(Required work): The records that follow must be repeated verbatim, every one of them.

Data entries for graphics:
——

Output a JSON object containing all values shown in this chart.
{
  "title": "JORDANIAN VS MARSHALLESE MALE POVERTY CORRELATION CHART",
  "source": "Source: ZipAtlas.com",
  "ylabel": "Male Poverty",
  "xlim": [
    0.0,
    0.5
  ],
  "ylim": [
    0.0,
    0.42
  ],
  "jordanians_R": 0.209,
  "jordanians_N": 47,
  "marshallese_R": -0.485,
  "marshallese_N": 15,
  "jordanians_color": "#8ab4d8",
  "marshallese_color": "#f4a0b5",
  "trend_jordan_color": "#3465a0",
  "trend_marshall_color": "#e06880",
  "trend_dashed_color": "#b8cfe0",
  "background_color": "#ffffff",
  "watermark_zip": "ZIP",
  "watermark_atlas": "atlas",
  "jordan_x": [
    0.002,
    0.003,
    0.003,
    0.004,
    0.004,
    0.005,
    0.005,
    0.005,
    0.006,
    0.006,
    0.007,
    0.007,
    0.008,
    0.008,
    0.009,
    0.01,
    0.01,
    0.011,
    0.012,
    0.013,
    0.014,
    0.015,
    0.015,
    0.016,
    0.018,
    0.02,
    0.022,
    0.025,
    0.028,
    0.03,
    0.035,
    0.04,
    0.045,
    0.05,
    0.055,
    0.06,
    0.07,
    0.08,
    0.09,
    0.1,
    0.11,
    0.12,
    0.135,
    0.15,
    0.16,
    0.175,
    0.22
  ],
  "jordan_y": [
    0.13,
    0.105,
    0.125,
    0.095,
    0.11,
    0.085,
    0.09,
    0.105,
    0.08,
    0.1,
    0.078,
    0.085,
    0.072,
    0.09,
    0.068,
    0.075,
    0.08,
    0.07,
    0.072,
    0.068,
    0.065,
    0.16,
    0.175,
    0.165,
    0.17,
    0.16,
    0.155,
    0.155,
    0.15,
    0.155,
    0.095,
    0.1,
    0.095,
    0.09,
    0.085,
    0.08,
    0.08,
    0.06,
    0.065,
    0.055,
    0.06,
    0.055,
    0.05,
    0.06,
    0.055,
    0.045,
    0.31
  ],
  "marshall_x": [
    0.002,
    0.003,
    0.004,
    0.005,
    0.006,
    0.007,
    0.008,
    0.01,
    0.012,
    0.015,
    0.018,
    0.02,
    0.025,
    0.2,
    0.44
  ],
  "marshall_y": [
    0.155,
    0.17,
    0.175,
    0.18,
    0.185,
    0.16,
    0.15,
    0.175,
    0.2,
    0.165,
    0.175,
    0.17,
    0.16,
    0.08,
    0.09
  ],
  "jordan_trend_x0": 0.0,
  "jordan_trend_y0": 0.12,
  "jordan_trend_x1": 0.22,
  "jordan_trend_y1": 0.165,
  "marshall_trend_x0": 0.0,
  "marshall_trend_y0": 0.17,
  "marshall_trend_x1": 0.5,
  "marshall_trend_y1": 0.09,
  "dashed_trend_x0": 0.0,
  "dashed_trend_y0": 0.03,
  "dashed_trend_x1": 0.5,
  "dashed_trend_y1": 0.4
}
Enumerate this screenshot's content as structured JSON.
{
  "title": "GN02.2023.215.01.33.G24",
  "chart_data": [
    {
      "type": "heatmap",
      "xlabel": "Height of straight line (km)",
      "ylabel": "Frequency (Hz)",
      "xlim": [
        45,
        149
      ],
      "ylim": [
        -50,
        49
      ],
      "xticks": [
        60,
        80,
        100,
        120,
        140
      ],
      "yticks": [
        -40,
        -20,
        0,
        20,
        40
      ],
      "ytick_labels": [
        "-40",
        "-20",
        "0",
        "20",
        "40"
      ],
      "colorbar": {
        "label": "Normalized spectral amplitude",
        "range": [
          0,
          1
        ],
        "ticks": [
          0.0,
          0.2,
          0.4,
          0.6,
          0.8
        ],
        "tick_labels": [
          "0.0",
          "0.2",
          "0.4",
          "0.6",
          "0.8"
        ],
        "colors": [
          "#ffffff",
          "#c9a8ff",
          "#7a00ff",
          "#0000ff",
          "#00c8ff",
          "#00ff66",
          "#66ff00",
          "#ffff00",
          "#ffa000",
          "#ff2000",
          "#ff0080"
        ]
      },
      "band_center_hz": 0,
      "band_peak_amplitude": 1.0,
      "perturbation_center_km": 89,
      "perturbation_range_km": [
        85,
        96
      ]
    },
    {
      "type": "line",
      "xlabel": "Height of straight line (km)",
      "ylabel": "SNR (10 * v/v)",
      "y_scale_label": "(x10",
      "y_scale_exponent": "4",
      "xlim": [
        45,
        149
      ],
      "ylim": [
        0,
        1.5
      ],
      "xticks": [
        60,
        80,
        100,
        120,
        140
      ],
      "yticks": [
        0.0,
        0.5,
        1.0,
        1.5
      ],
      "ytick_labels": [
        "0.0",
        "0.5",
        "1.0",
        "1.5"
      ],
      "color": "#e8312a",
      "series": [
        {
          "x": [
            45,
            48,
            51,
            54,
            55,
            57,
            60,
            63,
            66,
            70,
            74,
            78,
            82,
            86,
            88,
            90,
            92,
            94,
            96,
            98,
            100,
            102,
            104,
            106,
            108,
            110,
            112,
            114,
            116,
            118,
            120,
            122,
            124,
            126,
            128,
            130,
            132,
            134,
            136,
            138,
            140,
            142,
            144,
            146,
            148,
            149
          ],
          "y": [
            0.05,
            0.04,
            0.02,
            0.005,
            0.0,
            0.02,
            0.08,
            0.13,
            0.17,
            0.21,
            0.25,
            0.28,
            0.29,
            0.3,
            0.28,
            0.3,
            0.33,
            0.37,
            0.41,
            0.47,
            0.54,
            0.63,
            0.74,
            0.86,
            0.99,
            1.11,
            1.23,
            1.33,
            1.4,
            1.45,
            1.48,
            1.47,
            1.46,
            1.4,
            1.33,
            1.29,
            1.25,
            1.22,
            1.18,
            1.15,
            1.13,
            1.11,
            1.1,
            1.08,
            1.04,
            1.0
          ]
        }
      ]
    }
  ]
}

——

(Finished task):
Output a JSON object containing all values shown in this chart.
{
  "title": "JORDANIAN VS MARSHALLESE MALE POVERTY CORRELATION CHART",
  "source": "Source: ZipAtlas.com",
  "ylabel": "Male Poverty",
  "xlim": [
    0.0,
    0.5
  ],
  "ylim": [
    0.0,
    0.42
  ],
  "jordanians_R": 0.209,
  "jordanians_N": 47,
  "marshallese_R": -0.485,
  "marshallese_N": 15,
  "jordanians_color": "#8ab4d8",
  "marshallese_color": "#f4a0b5",
  "trend_jordan_color": "#3465a0",
  "trend_marshall_color": "#e06880",
  "trend_dashed_color": "#b8cfe0",
  "background_color": "#ffffff",
  "watermark_zip": "ZIP",
  "watermark_atlas": "atlas",
  "jordan_x": [
    0.002,
    0.003,
    0.003,
    0.004,
    0.004,
    0.005,
    0.005,
    0.005,
    0.006,
    0.006,
    0.007,
    0.007,
    0.008,
    0.008,
    0.009,
    0.01,
    0.01,
    0.011,
    0.012,
    0.013,
    0.014,
    0.015,
    0.015,
    0.016,
    0.018,
    0.02,
    0.022,
    0.025,
    0.028,
    0.03,
    0.035,
    0.04,
    0.045,
    0.05,
    0.055,
    0.06,
    0.07,
    0.08,
    0.09,
    0.1,
    0.11,
    0.12,
    0.135,
    0.15,
    0.16,
    0.175,
    0.22
  ],
  "jordan_y": [
    0.13,
    0.105,
    0.125,
    0.095,
    0.11,
    0.085,
    0.09,
    0.105,
    0.08,
    0.1,
    0.078,
    0.085,
    0.072,
    0.09,
    0.068,
    0.075,
    0.08,
    0.07,
    0.072,
    0.068,
    0.065,
    0.16,
    0.175,
    0.165,
    0.17,
    0.16,
    0.155,
    0.155,
    0.15,
    0.155,
    0.095,
    0.1,
    0.095,
    0.09,
    0.085,
    0.08,
    0.08,
    0.06,
    0.065,
    0.055,
    0.06,
    0.055,
    0.05,
    0.06,
    0.055,
    0.045,
    0.31
  ],
  "marshall_x": [
    0.002,
    0.003,
    0.004,
    0.005,
    0.006,
    0.007,
    0.008,
    0.01,
    0.012,
    0.015,
    0.018,
    0.02,
    0.025,
    0.2,
    0.44
  ],
  "marshall_y": [
    0.155,
    0.17,
    0.175,
    0.18,
    0.185,
    0.16,
    0.15,
    0.175,
    0.2,
    0.165,
    0.175,
    0.17,
    0.16,
    0.08,
    0.09
  ],
  "jordan_trend_x0": 0.0,
  "jordan_trend_y0": 0.12,
  "jordan_trend_x1": 0.22,
  "jordan_trend_y1": 0.165,
  "marshall_trend_x0": 0.0,
  "marshall_trend_y0": 0.17,
  "marshall_trend_x1": 0.5,
  "marshall_trend_y1": 0.09,
  "dashed_trend_x0": 0.0,
  "dashed_trend_y0": 0.03,
  "dashed_trend_x1": 0.5,
  "dashed_trend_y1": 0.4
}
Enumerate this screenshot's content as structured JSON.
{
  "title": "GN02.2023.215.01.33.G24",
  "chart_data": [
    {
      "type": "heatmap",
      "xlabel": "Height of straight line (km)",
      "ylabel": "Frequency (Hz)",
      "xlim": [
        45,
        149
      ],
      "ylim": [
        -50,
        49
      ],
      "xticks": [
        60,
        80,
        100,
        120,
        140
      ],
      "yticks": [
        -40,
        -20,
        0,
        20,
        40
      ],
      "ytick_labels": [
        "-40",
        "-20",
        "0",
        "20",
        "40"
      ],
      "colorbar": {
        "label": "Normalized spectral amplitude",
        "range": [
          0,
          1
        ],
        "ticks": [
          0.0,
          0.2,
          0.4,
          0.6,
          0.8
        ],
        "tick_labels": [
          "0.0",
          "0.2",
          "0.4",
          "0.6",
          "0.8"
        ],
        "colors": [
          "#ffffff",
          "#c9a8ff",
          "#7a00ff",
          "#0000ff",
          "#00c8ff",
          "#00ff66",
          "#66ff00",
          "#ffff00",
          "#ffa000",
          "#ff2000",
          "#ff0080"
        ]
      },
      "band_center_hz": 0,
      "band_peak_amplitude": 1.0,
      "perturbation_center_km": 89,
      "perturbation_range_km": [
        85,
        96
      ]
    },
    {
      "type": "line",
      "xlabel": "Height of straight line (km)",
      "ylabel": "SNR (10 * v/v)",
      "y_scale_label": "(x10",
      "y_scale_exponent": "4",
      "xlim": [
        45,
        149
      ],
      "ylim": [
        0,
        1.5
      ],
      "xticks": [
        60,
        80,
        100,
        120,
        140
      ],
      "yticks": [
        0.0,
        0.5,
        1.0,
        1.5
      ],
      "ytick_labels": [
        "0.0",
        "0.5",
        "1.0",
        "1.5"
      ],
      "color": "#e8312a",
      "series": [
        {
          "x": [
            45,
            48,
            51,
            54,
            55,
            57,
            60,
            63,
            66,
            70,
            74,
            78,
            82,
            86,
            88,
            90,
            92,
            94,
            96,
            98,
            100,
            102,
            104,
            106,
            108,
            110,
            112,
            114,
            116,
            118,
            120,
            122,
            124,
            126,
            128,
            130,
            132,
            134,
            136,
            138,
            140,
            142,
            144,
            146,
            148,
            149
          ],
          "y": [
            0.05,
            0.04,
            0.02,
            0.005,
            0.0,
            0.02,
            0.08,
            0.13,
            0.17,
            0.21,
            0.25,
            0.28,
            0.29,
            0.3,
            0.28,
            0.3,
            0.33,
            0.37,
            0.41,
            0.47,
            0.54,
            0.63,
            0.74,
            0.86,
            0.99,
            1.11,
            1.23,
            1.33,
            1.4,
            1.45,
            1.48,
            1.47,
            1.46,
            1.4,
            1.33,
            1.29,
            1.25,
            1.22,
            1.18,
            1.15,
            1.13,
            1.11,
            1.1,
            1.08,
            1.04,
            1.0
          ]
        }
      ]
    }
  ]
}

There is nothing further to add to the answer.